__What you need to do__.
Each entry below must be repeated word for word.

__Supplied data__.
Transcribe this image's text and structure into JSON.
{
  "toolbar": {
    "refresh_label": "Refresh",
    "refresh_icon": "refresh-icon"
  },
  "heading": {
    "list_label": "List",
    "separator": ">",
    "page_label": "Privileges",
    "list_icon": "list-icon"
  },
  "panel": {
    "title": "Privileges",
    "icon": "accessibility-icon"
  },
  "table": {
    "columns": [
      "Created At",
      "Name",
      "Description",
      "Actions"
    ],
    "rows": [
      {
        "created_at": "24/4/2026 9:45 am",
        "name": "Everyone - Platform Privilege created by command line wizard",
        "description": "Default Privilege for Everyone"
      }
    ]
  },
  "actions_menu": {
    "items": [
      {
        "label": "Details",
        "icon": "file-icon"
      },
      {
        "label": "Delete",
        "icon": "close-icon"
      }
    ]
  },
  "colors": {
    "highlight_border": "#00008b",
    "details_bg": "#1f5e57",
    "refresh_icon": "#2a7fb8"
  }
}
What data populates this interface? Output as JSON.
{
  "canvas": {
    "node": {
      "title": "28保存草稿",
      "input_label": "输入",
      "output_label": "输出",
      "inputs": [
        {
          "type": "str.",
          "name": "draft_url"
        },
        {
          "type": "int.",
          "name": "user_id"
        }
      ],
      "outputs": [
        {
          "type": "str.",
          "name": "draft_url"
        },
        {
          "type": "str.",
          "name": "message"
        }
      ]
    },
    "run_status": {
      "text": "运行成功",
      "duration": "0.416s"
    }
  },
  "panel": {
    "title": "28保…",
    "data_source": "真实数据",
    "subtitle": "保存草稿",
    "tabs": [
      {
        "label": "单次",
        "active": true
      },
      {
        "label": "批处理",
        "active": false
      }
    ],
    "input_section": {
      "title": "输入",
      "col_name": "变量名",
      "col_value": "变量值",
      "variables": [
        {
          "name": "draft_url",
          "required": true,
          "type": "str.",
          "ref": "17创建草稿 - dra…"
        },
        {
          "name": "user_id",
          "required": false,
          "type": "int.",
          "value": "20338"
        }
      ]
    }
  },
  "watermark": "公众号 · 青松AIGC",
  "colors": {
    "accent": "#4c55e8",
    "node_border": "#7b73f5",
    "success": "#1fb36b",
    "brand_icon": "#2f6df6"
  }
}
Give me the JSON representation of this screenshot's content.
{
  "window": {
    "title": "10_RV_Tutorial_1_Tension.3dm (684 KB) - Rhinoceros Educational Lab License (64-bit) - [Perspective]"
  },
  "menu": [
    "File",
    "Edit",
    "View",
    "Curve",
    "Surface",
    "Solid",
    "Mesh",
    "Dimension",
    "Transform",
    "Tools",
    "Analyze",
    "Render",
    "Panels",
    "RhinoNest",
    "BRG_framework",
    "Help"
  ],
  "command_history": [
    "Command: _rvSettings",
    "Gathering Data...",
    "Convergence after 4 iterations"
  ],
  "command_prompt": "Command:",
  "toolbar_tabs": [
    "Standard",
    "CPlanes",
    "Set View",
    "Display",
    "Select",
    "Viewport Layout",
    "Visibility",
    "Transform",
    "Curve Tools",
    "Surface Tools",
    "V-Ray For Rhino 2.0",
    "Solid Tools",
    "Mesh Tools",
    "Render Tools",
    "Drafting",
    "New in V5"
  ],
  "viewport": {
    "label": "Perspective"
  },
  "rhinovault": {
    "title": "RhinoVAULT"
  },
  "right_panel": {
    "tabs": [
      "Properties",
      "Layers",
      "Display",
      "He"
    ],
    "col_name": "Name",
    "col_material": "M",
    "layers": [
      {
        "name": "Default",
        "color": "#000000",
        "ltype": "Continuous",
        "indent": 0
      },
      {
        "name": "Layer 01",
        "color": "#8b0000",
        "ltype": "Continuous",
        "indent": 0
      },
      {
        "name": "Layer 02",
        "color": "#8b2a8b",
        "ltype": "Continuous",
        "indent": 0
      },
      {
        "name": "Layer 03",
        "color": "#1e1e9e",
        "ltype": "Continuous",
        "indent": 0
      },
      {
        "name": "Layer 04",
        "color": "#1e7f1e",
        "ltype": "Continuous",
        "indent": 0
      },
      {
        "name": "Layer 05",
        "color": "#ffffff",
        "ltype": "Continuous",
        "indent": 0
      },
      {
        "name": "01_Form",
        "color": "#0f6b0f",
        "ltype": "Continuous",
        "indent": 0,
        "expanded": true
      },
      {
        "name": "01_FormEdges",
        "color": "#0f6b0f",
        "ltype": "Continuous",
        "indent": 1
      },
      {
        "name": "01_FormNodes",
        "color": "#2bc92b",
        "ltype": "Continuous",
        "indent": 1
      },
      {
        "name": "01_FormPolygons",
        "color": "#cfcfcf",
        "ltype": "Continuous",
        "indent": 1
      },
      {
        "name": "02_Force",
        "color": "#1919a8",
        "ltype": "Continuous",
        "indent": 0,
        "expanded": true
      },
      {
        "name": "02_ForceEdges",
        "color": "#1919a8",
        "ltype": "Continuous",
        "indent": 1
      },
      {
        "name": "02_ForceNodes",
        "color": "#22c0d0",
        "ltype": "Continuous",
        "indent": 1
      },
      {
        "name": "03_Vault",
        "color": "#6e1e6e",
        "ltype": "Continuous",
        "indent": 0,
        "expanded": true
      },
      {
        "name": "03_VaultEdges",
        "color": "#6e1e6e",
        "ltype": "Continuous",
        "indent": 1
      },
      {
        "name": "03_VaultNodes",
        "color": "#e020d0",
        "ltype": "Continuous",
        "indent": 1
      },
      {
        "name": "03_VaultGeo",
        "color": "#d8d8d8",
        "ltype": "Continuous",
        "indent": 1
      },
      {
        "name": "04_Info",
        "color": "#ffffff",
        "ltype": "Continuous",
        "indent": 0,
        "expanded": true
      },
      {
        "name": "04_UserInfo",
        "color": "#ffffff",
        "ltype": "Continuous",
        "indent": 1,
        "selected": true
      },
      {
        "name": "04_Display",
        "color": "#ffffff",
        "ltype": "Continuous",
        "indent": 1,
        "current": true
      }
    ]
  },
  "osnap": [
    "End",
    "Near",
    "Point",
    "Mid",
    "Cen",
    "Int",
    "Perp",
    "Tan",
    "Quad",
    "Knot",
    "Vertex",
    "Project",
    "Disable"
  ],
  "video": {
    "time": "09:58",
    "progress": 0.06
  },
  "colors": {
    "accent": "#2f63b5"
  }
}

__Right answer__.
Transcribe this image's text and structure into JSON.
{
  "toolbar": {
    "refresh_label": "Refresh",
    "refresh_icon": "refresh-icon"
  },
  "heading": {
    "list_label": "List",
    "separator": ">",
    "page_label": "Privileges",
    "list_icon": "list-icon"
  },
  "panel": {
    "title": "Privileges",
    "icon": "accessibility-icon"
  },
  "table": {
    "columns": [
      "Created At",
      "Name",
      "Description",
      "Actions"
    ],
    "rows": [
      {
        "created_at": "24/4/2026 9:45 am",
        "name": "Everyone - Platform Privilege created by command line wizard",
        "description": "Default Privilege for Everyone"
      }
    ]
  },
  "actions_menu": {
    "items": [
      {
        "label": "Details",
        "icon": "file-icon"
      },
      {
        "label": "Delete",
        "icon": "close-icon"
      }
    ]
  },
  "colors": {
    "highlight_border": "#00008b",
    "details_bg": "#1f5e57",
    "refresh_icon": "#2a7fb8"
  }
}
What data populates this interface? Output as JSON.
{
  "canvas": {
    "node": {
      "title": "28保存草稿",
      "input_label": "输入",
      "output_label": "输出",
      "inputs": [
        {
          "type": "str.",
          "name": "draft_url"
        },
        {
          "type": "int.",
          "name": "user_id"
        }
      ],
      "outputs": [
        {
          "type": "str.",
          "name": "draft_url"
        },
        {
          "type": "str.",
          "name": "message"
        }
      ]
    },
    "run_status": {
      "text": "运行成功",
      "duration": "0.416s"
    }
  },
  "panel": {
    "title": "28保…",
    "data_source": "真实数据",
    "subtitle": "保存草稿",
    "tabs": [
      {
        "label": "单次",
        "active": true
      },
      {
        "label": "批处理",
        "active": false
      }
    ],
    "input_section": {
      "title": "输入",
      "col_name": "变量名",
      "col_value": "变量值",
      "variables": [
        {
          "name": "draft_url",
          "required": true,
          "type": "str.",
          "ref": "17创建草稿 - dra…"
        },
        {
          "name": "user_id",
          "required": false,
          "type": "int.",
          "value": "20338"
        }
      ]
    }
  },
  "watermark": "公众号 · 青松AIGC",
  "colors": {
    "accent": "#4c55e8",
    "node_border": "#7b73f5",
    "success": "#1fb36b",
    "brand_icon": "#2f6df6"
  }
}
Give me the JSON representation of this screenshot's content.
{
  "window": {
    "title": "10_RV_Tutorial_1_Tension.3dm (684 KB) - Rhinoceros Educational Lab License (64-bit) - [Perspective]"
  },
  "menu": [
    "File",
    "Edit",
    "View",
    "Curve",
    "Surface",
    "Solid",
    "Mesh",
    "Dimension",
    "Transform",
    "Tools",
    "Analyze",
    "Render",
    "Panels",
    "RhinoNest",
    "BRG_framework",
    "Help"
  ],
  "command_history": [
    "Command: _rvSettings",
    "Gathering Data...",
    "Convergence after 4 iterations"
  ],
  "command_prompt": "Command:",
  "toolbar_tabs": [
    "Standard",
    "CPlanes",
    "Set View",
    "Display",
    "Select",
    "Viewport Layout",
    "Visibility",
    "Transform",
    "Curve Tools",
    "Surface Tools",
    "V-Ray For Rhino 2.0",
    "Solid Tools",
    "Mesh Tools",
    "Render Tools",
    "Drafting",
    "New in V5"
  ],
  "viewport": {
    "label": "Perspective"
  },
  "rhinovault": {
    "title": "RhinoVAULT"
  },
  "right_panel": {
    "tabs": [
      "Properties",
      "Layers",
      "Display",
      "He"
    ],
    "col_name": "Name",
    "col_material": "M",
    "layers": [
      {
        "name": "Default",
        "color": "#000000",
        "ltype": "Continuous",
        "indent": 0
      },
      {
        "name": "Layer 01",
        "color": "#8b0000",
        "ltype": "Continuous",
        "indent": 0
      },
      {
        "name": "Layer 02",
        "color": "#8b2a8b",
        "ltype": "Continuous",
        "indent": 0
      },
      {
        "name": "Layer 03",
        "color": "#1e1e9e",
        "ltype": "Continuous",
        "indent": 0
      },
      {
        "name": "Layer 04",
        "color": "#1e7f1e",
        "ltype": "Continuous",
        "indent": 0
      },
      {
        "name": "Layer 05",
        "color": "#ffffff",
        "ltype": "Continuous",
        "indent": 0
      },
      {
        "name": "01_Form",
        "color": "#0f6b0f",
        "ltype": "Continuous",
        "indent": 0,
        "expanded": true
      },
      {
        "name": "01_FormEdges",
        "color": "#0f6b0f",
        "ltype": "Continuous",
        "indent": 1
      },
      {
        "name": "01_FormNodes",
        "color": "#2bc92b",
        "ltype": "Continuous",
        "indent": 1
      },
      {
        "name": "01_FormPolygons",
        "color": "#cfcfcf",
        "ltype": "Continuous",
        "indent": 1
      },
      {
        "name": "02_Force",
        "color": "#1919a8",
        "ltype": "Continuous",
        "indent": 0,
        "expanded": true
      },
      {
        "name": "02_ForceEdges",
        "color": "#1919a8",
        "ltype": "Continuous",
        "indent": 1
      },
      {
        "name": "02_ForceNodes",
        "color": "#22c0d0",
        "ltype": "Continuous",
        "indent": 1
      },
      {
        "name": "03_Vault",
        "color": "#6e1e6e",
        "ltype": "Continuous",
        "indent": 0,
        "expanded": true
      },
      {
        "name": "03_VaultEdges",
        "color": "#6e1e6e",
        "ltype": "Continuous",
        "indent": 1
      },
      {
        "name": "03_VaultNodes",
        "color": "#e020d0",
        "ltype": "Continuous",
        "indent": 1
      },
      {
        "name": "03_VaultGeo",
        "color": "#d8d8d8",
        "ltype": "Continuous",
        "indent": 1
      },
      {
        "name": "04_Info",
        "color": "#ffffff",
        "ltype": "Continuous",
        "indent": 0,
        "expanded": true
      },
      {
        "name": "04_UserInfo",
        "color": "#ffffff",
        "ltype": "Continuous",
        "indent": 1,
        "selected": true
      },
      {
        "name": "04_Display",
        "color": "#ffffff",
        "ltype": "Continuous",
        "indent": 1,
        "current": true
      }
    ]
  },
  "osnap": [
    "End",
    "Near",
    "Point",
    "Mid",
    "Cen",
    "Int",
    "Perp",
    "Tan",
    "Quad",
    "Knot",
    "Vertex",
    "Project",
    "Disable"
  ],
  "video": {
    "time": "09:58",
    "progress": 0.06
  },
  "colors": {
    "accent": "#2f63b5"
  }
}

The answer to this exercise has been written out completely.